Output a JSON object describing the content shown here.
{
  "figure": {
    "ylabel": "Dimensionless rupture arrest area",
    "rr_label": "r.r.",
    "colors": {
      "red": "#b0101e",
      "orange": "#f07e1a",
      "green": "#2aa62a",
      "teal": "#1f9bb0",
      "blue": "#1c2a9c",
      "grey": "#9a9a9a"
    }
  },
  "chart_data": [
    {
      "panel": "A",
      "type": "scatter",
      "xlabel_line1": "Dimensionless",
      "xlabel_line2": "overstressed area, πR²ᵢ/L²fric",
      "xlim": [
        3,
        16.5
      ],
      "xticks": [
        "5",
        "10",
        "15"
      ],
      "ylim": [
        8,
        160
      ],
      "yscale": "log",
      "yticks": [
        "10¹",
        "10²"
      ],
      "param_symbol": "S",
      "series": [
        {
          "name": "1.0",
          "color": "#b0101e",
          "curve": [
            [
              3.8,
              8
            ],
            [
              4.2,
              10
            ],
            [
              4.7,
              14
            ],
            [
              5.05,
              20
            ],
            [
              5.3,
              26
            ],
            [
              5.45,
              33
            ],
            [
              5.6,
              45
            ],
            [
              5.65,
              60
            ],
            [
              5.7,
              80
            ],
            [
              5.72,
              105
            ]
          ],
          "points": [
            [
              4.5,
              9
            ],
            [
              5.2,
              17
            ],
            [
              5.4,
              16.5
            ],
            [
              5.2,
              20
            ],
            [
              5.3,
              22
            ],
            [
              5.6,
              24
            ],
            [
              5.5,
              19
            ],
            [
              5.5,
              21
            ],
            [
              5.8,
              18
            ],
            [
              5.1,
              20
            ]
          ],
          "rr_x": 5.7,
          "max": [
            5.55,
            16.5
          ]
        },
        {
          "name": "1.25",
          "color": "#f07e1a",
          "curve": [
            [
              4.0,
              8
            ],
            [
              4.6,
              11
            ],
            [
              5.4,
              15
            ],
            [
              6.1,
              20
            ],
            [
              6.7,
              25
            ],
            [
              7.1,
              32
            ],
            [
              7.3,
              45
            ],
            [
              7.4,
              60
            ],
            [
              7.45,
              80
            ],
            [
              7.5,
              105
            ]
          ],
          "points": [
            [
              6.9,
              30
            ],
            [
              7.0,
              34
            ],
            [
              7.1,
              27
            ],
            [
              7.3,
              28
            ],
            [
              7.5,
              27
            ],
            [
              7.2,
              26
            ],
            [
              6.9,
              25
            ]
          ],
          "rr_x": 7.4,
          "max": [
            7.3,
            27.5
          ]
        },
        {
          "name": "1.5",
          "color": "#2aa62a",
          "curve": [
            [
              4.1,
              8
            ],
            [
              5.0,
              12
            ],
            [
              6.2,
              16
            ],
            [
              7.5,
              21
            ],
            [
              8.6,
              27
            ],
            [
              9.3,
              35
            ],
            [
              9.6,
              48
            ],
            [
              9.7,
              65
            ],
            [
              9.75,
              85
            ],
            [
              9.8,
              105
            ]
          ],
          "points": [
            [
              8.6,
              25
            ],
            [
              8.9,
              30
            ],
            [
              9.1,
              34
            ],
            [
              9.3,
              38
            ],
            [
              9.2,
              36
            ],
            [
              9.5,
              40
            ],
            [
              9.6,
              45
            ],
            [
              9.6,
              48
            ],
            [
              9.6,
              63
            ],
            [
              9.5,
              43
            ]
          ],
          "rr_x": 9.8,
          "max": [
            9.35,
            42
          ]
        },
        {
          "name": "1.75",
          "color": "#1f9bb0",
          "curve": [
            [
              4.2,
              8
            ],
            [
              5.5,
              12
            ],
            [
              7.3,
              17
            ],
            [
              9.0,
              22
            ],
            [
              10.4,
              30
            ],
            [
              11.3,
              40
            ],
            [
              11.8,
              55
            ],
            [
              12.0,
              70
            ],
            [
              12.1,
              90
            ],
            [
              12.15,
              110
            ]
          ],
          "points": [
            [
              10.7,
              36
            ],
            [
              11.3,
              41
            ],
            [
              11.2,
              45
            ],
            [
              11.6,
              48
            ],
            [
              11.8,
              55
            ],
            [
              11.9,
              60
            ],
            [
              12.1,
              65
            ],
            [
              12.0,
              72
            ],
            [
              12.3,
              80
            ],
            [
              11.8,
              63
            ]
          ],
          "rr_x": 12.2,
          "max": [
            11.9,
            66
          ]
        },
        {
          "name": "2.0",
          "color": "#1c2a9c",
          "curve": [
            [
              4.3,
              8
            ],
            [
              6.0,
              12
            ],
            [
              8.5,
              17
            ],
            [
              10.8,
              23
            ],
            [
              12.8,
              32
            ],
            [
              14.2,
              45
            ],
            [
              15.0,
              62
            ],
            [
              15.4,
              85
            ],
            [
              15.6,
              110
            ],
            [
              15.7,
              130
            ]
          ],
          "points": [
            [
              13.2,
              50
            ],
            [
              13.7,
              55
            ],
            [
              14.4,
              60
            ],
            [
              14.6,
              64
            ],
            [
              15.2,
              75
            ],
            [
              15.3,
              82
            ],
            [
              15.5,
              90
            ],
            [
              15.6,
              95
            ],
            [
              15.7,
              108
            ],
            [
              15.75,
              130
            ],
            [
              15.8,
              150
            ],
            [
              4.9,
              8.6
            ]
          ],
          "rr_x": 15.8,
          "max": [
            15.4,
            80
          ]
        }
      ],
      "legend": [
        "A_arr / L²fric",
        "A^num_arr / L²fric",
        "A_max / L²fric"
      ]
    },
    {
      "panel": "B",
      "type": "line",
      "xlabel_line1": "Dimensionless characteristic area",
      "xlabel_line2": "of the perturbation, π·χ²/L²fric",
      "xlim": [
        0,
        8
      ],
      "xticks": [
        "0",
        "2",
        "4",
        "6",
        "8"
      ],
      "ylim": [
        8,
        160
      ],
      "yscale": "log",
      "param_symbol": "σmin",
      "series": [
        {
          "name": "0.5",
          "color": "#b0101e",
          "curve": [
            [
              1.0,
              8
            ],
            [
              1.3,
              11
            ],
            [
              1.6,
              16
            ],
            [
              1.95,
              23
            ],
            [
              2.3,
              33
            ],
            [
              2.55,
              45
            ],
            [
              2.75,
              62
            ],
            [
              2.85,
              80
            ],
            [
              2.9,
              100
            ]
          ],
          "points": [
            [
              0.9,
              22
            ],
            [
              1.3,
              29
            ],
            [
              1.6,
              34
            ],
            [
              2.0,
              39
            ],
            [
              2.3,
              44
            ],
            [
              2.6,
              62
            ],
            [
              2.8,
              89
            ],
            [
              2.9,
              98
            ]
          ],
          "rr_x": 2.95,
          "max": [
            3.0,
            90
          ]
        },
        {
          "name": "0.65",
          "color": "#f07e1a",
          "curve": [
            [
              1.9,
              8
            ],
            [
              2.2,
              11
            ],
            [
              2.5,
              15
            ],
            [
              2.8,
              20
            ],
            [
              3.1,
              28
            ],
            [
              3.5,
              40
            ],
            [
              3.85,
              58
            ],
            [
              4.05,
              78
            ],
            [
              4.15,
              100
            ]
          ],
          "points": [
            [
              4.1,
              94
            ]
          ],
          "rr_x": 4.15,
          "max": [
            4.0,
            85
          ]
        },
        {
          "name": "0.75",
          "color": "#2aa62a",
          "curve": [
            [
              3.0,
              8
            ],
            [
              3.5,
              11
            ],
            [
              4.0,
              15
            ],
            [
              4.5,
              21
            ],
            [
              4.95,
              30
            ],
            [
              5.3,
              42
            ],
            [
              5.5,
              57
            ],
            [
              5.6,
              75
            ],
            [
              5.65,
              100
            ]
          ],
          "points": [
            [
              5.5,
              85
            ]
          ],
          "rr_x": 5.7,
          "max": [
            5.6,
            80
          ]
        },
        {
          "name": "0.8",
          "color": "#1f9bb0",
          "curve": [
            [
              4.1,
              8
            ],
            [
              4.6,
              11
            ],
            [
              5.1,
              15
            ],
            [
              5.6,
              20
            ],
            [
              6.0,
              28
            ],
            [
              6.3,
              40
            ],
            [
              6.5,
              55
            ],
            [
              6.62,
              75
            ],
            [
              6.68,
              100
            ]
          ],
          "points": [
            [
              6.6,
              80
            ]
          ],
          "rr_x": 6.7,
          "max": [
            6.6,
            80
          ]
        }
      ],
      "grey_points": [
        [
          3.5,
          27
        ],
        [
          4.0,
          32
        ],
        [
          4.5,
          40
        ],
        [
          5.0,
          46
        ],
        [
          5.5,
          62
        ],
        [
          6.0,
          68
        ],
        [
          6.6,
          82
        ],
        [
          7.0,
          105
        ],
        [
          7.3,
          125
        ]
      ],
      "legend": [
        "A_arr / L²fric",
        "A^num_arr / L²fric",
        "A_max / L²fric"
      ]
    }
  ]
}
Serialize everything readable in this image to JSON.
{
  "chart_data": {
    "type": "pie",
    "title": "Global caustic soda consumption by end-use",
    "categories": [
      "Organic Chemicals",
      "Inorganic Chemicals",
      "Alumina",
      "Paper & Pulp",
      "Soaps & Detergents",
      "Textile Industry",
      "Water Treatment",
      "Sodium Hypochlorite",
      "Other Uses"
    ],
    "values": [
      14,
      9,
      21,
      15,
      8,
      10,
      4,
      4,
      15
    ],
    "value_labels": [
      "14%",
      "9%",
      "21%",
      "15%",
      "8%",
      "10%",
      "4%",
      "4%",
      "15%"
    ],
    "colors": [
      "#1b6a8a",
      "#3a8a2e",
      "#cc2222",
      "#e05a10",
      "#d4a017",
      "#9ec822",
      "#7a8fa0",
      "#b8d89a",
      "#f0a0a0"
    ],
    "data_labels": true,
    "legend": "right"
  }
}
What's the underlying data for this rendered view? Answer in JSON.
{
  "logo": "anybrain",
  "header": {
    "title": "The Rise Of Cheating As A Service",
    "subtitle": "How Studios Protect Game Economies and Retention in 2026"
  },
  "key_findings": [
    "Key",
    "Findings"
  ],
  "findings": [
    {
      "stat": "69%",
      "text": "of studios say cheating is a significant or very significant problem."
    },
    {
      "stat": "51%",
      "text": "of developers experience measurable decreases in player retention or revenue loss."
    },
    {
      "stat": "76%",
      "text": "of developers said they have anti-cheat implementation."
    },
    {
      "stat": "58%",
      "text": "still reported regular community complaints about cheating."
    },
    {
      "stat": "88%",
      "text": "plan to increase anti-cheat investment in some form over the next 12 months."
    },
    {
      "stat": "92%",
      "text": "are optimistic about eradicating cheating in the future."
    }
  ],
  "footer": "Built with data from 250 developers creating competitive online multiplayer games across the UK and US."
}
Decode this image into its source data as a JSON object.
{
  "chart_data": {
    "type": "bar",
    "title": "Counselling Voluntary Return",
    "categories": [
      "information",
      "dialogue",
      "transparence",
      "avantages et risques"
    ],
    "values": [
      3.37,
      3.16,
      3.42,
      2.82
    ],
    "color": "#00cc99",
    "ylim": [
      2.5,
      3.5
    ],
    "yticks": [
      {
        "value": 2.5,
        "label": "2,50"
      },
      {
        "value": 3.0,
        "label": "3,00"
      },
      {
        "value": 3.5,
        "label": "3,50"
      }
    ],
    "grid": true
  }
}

□ □ □ □

• WORK INSTRUCTIONS
Which lines hold the word "this"? Show each one.

• TASK OUTPUT
Serialize everything readable in this image to JSON.
What's the underlying data for this rendered view? Answer in JSON.
Decode this image into its source data as a JSON object.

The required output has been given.